§ **Selected extract**
--- START ---

Microsoft Mesh is a hologram-filled dream of every sci-fi fan

Here can be anywhere: that’s what Microsoft claimed at their Ignite conference. The tech giant introduced Mesh, a mixed reality platform that transports people to a whole new world that groups can share. You could swim with majestic whales from the safety of your living room or walk through a house that wasn’t built yet. Got a colleague on another side of the world? No problem, now, you can sit next to each other in a virtual office.

The definition of reality just got a whole lot more ambiguous.

A whole new world

In Mixed Reality (MR), the real and virtual worlds coexist and create a brand new place. Essentially, while immersed in MR, you are neither in the physical or virtual world but somewhere in between. 

On top of that, you can interact with objects you’ll encounter there, whether they are physical or virtual. As MR diminishes the difference between real and imaginary, it differentiates from augmented reality. AR only overlays digital information on real-world elements. 

As Simon Skaria, co-creator of Microsoft Mesh explained, we’re already familiar with the “beginner” version of mixed reality. Remember the Pokémon Go mania that made millions of people walk around cities and parks? People were obsessed, finding the little creatures jumping on the phone screen. Maybe you’ve tried on glasses online before you bought them. Or you’ve checked out whether that extravagant armchair will fit into your apartment through an app. 

With Mesh, you can enter the mixed reality either as your lifelike, photorealistic self or create an avatar. Whatever the shape, you can move through this new world, interact with others and solve problems together. 

Microsoft encourages developers to start building with Mesh, and they already introduced their first Mesh-enabled projects. First is an app for HoloLens that will foster remote collaboration. Another project is AltspaceVR, which will let companies hold meetings, town halls, and work gatherings in virtual reality. It’s possible to use Mesh even without a headset – users can join with their PC or a phone without the complete immersion. 

Strolling through mixed reality

Remote work is here to stay, and holoportation can solve the disadvantage of distance. Employees working from anywhere can sit side by side, make small talk, and exchange ideas wherever they are. Team meetings and workshops will feel like in-person learning, but without the hassle and travel costs. And if someone needs an urgent consultation that requires a 3D experience? That’s entirely possible.

--- END ---

§ **Data provided**
--- START ---

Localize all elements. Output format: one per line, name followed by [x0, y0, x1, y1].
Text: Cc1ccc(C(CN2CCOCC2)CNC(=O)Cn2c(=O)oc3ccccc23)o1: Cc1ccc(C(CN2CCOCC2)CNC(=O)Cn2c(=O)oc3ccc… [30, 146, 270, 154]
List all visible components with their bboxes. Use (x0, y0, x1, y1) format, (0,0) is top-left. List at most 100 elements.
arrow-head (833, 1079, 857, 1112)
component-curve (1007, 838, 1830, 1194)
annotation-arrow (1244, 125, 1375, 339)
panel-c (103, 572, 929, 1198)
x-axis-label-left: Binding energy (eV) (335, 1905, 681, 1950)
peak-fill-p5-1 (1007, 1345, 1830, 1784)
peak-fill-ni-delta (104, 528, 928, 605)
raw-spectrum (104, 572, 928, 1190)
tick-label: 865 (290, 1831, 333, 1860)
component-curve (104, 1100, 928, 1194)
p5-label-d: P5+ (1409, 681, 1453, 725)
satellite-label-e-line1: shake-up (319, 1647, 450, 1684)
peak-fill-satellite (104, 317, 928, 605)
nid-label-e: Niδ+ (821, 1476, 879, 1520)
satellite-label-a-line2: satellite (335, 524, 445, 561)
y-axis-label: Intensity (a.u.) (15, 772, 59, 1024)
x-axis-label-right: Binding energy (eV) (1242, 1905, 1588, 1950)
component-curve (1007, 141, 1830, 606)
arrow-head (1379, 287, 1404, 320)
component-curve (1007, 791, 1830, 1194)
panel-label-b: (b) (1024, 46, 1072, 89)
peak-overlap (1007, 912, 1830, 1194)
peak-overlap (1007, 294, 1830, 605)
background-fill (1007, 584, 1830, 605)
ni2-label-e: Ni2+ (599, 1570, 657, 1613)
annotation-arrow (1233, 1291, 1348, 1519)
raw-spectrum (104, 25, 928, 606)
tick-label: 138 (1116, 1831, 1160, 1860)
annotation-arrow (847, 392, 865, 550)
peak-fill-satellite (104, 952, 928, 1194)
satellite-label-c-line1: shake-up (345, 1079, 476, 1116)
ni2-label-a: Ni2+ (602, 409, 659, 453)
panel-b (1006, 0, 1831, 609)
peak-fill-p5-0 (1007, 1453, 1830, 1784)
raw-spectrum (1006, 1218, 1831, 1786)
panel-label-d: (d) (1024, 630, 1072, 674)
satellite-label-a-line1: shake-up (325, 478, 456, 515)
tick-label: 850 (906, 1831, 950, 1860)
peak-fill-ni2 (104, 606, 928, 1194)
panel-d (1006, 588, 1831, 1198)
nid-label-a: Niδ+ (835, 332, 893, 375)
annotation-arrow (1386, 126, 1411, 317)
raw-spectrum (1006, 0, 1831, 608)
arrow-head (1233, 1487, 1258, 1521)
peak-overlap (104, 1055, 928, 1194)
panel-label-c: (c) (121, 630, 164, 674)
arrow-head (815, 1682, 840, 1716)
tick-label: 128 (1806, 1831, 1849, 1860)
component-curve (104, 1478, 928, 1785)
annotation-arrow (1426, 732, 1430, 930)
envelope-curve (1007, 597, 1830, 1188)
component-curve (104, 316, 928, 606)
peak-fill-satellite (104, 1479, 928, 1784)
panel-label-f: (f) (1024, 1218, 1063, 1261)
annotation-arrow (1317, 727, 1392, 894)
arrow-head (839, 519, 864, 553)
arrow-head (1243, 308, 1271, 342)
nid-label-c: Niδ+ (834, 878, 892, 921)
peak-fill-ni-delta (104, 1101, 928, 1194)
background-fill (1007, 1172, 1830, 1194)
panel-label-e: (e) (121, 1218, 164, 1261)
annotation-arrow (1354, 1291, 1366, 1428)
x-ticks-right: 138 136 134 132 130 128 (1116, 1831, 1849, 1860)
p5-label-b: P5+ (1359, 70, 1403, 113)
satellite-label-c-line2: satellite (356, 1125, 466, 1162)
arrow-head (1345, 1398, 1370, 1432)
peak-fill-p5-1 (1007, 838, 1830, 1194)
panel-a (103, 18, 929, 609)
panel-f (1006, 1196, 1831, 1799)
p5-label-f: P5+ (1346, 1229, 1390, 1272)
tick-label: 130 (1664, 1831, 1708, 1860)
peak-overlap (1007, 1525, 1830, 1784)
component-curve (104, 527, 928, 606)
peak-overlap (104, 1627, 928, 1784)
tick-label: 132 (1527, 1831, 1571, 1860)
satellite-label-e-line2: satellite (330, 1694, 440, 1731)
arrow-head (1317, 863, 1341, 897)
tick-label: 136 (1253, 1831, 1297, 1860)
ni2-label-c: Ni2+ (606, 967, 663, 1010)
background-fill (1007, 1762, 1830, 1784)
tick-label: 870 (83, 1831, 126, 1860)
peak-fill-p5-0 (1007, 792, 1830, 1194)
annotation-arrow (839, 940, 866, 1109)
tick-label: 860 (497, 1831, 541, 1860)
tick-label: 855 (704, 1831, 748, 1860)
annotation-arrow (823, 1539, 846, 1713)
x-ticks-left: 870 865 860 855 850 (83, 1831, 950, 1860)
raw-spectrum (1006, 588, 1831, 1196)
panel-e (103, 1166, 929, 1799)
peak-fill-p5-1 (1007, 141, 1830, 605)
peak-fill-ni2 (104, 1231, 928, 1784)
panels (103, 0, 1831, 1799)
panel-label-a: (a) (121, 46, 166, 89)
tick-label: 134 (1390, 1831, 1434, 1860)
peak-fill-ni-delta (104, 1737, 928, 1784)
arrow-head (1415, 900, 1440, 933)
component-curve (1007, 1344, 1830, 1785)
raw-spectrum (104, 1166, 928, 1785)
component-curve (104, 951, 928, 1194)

--- END ---

§ **Assigned task 1**
In the article about Microsoft Mesh, what role does Simon Skaria have?
§ **Assigned task 2**
Carry on the article about Microsoft Mesh from the point where it stops.
The material has no connection to the article about Microsoft Mesh.

§ **Answer box 1**
He is a co-creator of Microsoft Mesh.

§ **Answer box 2**
Architects will walk through their buildings and prevent mistakes. Doctors can practice complex surgeries before cutting anyone open. Engineers will build the cars and machines in mixed reality before they touch any of the actual parts. As presented at Ignite, Mesh can do wonders for research as well. The company partnered up with OceanX to create a Mesh-enabled “holographic laboratory” on its research ship OceanXplorer. “The idea is to take all this amazing scientific data we’re collecting and bring it into a holographic setting and use it as a way to guide scientific missions in real time,” said Vincent Pieribone, vice chairman of OceanX.

Mixed reality will also be about fun, and Ignite conference gave some hints. For example, Alex Kipman’s presentation showed a family standing at the bottom of the ocean, watching whales and manta rays swimming around them. Groups will not only see the same surroundings, but they can contribute their ideas into the holographic scene. As Kipman notes, that has never been done before.

Gaming should be another exciting chapter, although we haven’t heard much about it yet. However, Niantic, the company behind Pokémon Go, seems to have plans with mixed reality. As they have already announced a collaboration with Microsoft Mesh, gamers should stay alert for updates. 

A whole army of developers will surely roam the world of mixed reality, with many more surprises to come. One thing’s for sure – if leveraged well, we will overcome obstacles such as distance and the need for physical presence.